** START **

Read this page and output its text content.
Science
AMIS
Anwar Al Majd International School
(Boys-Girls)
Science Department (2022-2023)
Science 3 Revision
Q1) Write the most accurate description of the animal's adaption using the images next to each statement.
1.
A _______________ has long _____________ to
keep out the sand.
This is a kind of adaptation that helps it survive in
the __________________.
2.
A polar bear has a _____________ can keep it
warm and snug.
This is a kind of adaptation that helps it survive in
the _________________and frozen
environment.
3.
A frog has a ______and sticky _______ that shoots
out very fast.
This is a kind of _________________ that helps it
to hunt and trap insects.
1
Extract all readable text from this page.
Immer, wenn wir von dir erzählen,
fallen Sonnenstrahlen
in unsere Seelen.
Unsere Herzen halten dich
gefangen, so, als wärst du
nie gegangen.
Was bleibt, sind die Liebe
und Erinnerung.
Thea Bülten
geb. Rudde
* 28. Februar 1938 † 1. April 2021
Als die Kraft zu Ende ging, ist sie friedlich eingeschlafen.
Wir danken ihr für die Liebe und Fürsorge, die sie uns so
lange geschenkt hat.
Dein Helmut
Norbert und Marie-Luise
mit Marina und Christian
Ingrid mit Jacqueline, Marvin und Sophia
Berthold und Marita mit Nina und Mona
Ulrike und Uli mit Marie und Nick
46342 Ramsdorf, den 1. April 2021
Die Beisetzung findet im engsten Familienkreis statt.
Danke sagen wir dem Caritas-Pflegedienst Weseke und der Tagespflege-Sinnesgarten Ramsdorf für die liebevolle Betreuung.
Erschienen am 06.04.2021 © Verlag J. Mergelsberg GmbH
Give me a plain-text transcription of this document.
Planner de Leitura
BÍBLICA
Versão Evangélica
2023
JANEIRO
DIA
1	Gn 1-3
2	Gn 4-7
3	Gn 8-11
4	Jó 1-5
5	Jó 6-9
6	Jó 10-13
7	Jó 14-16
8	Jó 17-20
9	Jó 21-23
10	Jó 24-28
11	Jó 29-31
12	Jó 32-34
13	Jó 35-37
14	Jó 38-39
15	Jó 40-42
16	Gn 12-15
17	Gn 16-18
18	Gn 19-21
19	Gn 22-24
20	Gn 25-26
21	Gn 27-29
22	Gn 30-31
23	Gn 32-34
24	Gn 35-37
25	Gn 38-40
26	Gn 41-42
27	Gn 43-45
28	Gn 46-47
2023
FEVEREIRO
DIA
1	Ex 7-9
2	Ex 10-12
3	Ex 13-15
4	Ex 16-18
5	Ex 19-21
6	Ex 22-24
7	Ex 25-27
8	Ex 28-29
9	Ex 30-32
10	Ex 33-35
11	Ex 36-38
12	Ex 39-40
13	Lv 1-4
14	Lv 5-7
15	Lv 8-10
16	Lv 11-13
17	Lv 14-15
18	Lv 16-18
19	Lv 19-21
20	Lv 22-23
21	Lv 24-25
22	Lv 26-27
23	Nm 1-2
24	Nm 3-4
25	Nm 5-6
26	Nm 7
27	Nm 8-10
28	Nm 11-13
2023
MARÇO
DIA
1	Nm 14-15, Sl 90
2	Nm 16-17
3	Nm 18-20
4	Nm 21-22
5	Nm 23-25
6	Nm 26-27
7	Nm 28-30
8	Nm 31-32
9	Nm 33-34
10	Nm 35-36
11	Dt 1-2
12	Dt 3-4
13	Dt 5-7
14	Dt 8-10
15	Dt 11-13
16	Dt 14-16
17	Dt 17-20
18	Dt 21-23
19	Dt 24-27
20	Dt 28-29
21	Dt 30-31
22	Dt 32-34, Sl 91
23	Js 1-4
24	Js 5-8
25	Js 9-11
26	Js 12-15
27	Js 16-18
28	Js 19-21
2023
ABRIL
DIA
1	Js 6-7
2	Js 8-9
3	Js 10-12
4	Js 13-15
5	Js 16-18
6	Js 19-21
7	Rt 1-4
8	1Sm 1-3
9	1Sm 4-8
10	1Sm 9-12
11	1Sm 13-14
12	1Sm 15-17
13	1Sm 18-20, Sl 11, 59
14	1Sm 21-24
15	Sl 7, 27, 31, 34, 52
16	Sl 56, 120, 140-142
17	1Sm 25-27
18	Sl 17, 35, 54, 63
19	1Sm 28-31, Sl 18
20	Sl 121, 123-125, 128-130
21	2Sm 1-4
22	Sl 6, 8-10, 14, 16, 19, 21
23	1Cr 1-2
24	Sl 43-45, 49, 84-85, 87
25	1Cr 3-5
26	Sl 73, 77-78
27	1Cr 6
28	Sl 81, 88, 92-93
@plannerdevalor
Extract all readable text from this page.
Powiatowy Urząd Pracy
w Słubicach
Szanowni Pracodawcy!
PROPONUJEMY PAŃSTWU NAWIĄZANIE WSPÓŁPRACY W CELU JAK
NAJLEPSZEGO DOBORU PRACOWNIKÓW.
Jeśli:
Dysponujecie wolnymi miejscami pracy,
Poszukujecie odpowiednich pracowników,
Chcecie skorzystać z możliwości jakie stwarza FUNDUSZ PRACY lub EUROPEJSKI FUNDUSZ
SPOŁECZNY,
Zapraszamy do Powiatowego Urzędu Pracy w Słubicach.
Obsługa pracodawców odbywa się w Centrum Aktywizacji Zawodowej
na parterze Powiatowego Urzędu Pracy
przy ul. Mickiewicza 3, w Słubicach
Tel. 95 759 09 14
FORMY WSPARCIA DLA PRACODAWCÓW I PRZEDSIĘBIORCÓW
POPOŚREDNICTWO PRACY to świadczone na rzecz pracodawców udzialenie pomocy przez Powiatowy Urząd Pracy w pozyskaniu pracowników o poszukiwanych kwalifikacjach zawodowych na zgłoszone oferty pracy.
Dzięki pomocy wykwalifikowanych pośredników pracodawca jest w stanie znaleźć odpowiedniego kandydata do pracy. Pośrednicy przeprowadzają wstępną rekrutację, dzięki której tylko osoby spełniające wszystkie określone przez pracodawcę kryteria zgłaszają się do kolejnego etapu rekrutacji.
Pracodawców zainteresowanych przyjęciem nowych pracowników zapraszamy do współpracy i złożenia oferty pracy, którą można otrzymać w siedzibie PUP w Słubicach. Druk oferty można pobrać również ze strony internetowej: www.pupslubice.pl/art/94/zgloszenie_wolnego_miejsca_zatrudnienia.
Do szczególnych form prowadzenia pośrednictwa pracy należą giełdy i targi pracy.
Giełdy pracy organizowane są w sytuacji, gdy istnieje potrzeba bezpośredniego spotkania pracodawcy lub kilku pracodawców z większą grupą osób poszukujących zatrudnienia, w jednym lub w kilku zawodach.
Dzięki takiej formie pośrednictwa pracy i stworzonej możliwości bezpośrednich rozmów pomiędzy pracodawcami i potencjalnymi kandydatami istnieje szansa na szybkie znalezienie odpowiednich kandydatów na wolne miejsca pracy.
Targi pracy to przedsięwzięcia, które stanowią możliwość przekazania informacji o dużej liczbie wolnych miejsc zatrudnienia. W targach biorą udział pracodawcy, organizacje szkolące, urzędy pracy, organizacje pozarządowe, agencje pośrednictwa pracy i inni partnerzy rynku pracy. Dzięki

** END **

## Aim of the task
In the entries above, find lines with "that" and copy each.

## Reply to the task
This is a kind of adaptation that helps it survive in
This is a kind of adaptation that helps it survive in
A frog has a ______and sticky _______ that shoots
This is a kind of _________________ that helps it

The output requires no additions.